Task data =>

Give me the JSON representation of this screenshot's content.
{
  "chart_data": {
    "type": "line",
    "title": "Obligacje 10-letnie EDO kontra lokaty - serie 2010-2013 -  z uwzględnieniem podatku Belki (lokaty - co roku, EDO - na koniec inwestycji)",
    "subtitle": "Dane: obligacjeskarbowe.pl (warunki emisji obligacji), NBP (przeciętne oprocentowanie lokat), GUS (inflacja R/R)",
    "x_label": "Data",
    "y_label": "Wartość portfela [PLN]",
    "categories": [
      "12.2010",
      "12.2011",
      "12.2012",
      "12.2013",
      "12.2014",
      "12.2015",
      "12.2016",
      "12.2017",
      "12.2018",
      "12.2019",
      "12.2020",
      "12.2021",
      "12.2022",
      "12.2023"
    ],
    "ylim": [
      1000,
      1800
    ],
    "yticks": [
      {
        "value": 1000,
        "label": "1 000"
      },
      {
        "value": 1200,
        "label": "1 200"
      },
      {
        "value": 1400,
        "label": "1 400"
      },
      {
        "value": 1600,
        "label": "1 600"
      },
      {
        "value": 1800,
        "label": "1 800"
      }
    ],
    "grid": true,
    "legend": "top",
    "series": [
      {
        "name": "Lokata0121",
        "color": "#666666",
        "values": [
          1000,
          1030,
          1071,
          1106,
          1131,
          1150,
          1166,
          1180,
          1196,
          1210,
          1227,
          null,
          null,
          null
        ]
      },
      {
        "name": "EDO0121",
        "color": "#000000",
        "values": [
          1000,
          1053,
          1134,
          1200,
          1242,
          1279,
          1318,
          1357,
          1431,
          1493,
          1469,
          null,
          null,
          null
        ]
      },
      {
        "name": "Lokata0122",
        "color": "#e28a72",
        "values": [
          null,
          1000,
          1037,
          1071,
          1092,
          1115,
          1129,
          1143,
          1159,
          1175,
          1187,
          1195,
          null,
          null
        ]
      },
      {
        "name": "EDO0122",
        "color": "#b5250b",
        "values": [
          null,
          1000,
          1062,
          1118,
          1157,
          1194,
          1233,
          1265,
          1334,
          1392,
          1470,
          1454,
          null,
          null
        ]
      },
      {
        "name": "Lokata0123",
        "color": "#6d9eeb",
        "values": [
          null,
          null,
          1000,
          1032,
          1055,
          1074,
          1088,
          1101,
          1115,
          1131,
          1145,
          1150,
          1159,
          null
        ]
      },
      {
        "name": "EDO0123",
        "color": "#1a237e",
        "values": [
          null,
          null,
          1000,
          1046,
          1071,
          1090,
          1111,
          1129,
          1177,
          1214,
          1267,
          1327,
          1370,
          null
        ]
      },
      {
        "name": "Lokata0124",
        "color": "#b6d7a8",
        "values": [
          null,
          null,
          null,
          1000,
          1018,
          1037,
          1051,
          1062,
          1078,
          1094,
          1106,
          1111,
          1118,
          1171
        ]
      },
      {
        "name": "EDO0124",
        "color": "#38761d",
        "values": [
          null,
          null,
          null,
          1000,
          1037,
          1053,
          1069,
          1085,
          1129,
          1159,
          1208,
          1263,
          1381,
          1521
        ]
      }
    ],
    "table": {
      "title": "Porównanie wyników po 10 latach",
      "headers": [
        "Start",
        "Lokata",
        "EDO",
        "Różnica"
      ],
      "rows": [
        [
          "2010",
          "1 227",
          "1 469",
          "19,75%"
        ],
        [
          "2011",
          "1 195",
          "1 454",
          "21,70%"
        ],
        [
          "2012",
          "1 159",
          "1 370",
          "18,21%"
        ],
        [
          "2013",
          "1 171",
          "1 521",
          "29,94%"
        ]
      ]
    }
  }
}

What you should do =>
Consider the entries above and return each line with the string "color".

Solution to this problem =>
        "color": "#666666",
        "color": "#000000",
        "color": "#e28a72",
        "color": "#b5250b",
        "color": "#6d9eeb",
        "color": "#1a237e",
        "color": "#b6d7a8",
        "color": "#38761d",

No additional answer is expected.